# GIVEN TASK:
Copy the full set of lines exactly as given.

--- ROWS ---

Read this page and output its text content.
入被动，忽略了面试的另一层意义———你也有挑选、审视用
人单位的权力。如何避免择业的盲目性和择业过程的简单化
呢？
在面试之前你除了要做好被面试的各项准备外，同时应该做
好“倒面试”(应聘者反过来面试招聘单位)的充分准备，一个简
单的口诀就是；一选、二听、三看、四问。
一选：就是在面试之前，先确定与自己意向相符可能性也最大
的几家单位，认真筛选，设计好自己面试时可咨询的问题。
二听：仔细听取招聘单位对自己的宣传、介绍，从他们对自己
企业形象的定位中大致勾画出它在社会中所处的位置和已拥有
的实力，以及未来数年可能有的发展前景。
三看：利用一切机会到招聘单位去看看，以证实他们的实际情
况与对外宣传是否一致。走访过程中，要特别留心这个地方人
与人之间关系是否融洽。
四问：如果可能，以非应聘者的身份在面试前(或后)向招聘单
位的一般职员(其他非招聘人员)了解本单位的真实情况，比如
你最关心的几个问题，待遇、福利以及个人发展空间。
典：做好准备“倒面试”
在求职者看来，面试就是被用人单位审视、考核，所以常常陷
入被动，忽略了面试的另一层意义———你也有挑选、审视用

---

# FINAL RESULT:
Read this page and output its text content.
入被动，忽略了面试的另一层意义———你也有挑选、审视用
人单位的权力。如何避免择业的盲目性和择业过程的简单化
呢？
在面试之前你除了要做好被面试的各项准备外，同时应该做
好“倒面试”(应聘者反过来面试招聘单位)的充分准备，一个简
单的口诀就是；一选、二听、三看、四问。
一选：就是在面试之前，先确定与自己意向相符可能性也最大
的几家单位，认真筛选，设计好自己面试时可咨询的问题。
二听：仔细听取招聘单位对自己的宣传、介绍，从他们对自己
企业形象的定位中大致勾画出它在社会中所处的位置和已拥有
的实力，以及未来数年可能有的发展前景。
三看：利用一切机会到招聘单位去看看，以证实他们的实际情
况与对外宣传是否一致。走访过程中，要特别留心这个地方人
与人之间关系是否融洽。
四问：如果可能，以非应聘者的身份在面试前(或后)向招聘单
位的一般职员(其他非招聘人员)了解本单位的真实情况，比如
你最关心的几个问题，待遇、福利以及个人发展空间。
典：做好准备“倒面试”
在求职者看来，面试就是被用人单位审视、考核，所以常常陷
入被动，忽略了面试的另一层意义———你也有挑选、审视用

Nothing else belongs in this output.